** BEGIN Provided information **

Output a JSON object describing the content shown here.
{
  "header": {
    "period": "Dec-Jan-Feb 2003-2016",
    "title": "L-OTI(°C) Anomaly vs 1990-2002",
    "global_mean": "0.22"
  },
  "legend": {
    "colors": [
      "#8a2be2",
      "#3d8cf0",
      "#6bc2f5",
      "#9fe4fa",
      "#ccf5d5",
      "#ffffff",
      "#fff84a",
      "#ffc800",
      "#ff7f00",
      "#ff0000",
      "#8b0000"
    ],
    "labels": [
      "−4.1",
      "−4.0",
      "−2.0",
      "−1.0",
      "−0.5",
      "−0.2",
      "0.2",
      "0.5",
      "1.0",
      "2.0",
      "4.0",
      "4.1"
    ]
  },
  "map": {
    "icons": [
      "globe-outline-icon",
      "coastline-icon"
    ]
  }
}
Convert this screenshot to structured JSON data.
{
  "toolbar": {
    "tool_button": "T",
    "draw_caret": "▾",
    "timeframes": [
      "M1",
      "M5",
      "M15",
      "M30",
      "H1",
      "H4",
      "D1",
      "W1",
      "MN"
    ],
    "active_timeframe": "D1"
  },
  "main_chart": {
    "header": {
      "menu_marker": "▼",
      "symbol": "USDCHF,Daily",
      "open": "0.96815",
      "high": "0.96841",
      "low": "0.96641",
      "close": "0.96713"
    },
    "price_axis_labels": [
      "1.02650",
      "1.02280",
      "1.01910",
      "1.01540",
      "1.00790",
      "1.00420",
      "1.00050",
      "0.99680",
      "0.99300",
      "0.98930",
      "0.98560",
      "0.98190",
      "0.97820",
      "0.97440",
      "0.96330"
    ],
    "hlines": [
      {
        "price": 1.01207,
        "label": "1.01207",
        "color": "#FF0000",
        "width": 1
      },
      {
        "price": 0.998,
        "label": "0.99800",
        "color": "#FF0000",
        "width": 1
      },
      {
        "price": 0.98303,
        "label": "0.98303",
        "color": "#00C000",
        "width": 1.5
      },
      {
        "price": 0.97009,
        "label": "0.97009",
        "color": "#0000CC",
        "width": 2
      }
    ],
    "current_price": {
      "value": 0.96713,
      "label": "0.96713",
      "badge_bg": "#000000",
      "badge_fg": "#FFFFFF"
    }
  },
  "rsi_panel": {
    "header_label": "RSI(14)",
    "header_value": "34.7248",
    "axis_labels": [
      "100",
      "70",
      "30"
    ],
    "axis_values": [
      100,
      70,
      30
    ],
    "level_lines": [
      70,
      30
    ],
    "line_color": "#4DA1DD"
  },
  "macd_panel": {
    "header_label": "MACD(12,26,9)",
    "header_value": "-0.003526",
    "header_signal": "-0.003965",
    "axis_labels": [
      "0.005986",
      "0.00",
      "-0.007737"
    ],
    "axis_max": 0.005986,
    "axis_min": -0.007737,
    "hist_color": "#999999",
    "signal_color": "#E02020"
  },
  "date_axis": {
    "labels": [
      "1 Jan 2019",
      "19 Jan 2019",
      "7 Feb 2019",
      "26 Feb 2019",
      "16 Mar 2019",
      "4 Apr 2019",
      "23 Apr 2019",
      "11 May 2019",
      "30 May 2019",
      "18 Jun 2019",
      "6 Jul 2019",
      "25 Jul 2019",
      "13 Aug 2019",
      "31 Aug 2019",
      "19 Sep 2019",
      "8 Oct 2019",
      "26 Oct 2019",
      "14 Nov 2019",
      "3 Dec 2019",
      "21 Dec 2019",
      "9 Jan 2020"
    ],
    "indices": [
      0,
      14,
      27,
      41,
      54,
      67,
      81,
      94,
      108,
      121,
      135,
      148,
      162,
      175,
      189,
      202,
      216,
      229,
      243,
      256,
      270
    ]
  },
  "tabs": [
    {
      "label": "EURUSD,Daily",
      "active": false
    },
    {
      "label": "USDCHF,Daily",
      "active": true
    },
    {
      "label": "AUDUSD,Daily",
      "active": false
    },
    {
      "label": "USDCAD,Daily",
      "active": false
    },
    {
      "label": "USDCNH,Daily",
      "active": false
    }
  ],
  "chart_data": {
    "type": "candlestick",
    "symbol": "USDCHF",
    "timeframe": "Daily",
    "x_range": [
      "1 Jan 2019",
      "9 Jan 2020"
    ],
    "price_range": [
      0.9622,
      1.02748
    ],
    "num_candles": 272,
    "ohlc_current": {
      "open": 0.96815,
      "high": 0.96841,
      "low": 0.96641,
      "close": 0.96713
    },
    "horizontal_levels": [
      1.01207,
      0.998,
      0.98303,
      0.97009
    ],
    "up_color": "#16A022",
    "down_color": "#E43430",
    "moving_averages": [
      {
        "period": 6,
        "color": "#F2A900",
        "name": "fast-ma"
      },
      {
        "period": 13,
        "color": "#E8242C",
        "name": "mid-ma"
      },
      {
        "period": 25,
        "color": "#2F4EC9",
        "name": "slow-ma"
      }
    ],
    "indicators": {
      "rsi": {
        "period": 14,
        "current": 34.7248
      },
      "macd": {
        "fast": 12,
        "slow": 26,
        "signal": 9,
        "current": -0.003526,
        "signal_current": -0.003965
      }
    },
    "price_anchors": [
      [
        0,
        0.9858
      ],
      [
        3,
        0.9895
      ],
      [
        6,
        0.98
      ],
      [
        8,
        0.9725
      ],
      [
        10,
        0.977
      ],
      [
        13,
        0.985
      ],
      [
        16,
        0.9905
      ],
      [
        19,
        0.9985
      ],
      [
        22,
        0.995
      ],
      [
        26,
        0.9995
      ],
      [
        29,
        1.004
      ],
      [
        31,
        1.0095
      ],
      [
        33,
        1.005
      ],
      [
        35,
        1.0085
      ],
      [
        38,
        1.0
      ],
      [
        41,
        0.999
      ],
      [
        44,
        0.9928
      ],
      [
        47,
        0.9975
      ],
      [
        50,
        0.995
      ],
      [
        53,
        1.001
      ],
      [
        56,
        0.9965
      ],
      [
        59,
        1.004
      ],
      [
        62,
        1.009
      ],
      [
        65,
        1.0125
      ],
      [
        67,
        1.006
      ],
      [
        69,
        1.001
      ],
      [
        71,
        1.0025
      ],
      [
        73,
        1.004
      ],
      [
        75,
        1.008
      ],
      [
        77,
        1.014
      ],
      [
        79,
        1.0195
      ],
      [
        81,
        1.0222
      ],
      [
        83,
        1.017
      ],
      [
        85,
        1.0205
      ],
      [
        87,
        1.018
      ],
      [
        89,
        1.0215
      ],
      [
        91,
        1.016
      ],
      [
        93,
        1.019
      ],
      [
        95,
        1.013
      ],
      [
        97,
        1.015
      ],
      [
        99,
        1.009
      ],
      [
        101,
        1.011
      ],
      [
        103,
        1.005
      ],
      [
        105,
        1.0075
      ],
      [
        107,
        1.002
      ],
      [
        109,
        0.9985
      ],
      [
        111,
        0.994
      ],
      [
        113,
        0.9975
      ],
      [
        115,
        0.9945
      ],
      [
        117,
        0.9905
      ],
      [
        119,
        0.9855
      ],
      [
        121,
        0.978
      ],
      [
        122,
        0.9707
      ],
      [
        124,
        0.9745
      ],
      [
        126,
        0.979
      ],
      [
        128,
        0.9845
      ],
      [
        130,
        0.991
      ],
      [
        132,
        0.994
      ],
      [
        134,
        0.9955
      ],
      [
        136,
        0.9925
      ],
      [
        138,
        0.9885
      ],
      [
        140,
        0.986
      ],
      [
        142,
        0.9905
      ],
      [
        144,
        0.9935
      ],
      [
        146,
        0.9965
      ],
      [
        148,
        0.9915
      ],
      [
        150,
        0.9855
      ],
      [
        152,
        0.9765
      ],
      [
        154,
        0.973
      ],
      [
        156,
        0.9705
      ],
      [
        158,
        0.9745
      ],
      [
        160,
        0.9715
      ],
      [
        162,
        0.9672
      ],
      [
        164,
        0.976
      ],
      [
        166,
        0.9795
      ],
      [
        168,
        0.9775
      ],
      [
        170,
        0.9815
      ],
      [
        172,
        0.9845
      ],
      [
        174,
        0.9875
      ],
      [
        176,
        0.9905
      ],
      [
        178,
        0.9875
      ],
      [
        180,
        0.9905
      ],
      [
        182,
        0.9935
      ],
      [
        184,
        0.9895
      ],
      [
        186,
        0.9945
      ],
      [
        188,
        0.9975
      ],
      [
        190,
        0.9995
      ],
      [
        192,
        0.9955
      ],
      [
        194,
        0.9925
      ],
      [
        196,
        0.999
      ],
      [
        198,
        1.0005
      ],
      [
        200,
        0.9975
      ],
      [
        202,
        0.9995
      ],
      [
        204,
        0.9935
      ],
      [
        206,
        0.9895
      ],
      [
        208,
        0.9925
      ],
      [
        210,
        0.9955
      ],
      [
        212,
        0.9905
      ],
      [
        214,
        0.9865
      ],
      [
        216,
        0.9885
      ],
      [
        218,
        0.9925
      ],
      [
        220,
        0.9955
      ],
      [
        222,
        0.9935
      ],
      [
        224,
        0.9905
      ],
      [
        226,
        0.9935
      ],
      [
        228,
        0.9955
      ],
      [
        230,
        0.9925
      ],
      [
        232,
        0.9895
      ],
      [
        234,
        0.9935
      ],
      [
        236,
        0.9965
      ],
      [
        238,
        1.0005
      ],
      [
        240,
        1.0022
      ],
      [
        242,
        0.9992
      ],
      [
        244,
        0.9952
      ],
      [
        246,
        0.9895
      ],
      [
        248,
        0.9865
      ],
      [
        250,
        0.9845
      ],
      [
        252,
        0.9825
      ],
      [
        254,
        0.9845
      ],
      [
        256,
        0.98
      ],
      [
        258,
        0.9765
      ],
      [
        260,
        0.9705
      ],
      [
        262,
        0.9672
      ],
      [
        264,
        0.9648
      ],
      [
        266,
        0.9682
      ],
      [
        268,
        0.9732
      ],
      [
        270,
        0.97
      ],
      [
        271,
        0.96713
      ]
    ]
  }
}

** END Provided information **

▶ **What you are asked to do**:
Look through the entries and find each line that has the string "USDCHF". Copy those lines.

▶ **Expected answer**:
      "symbol": "USDCHF,Daily",
      "label": "USDCHF,Daily",
    "symbol": "USDCHF",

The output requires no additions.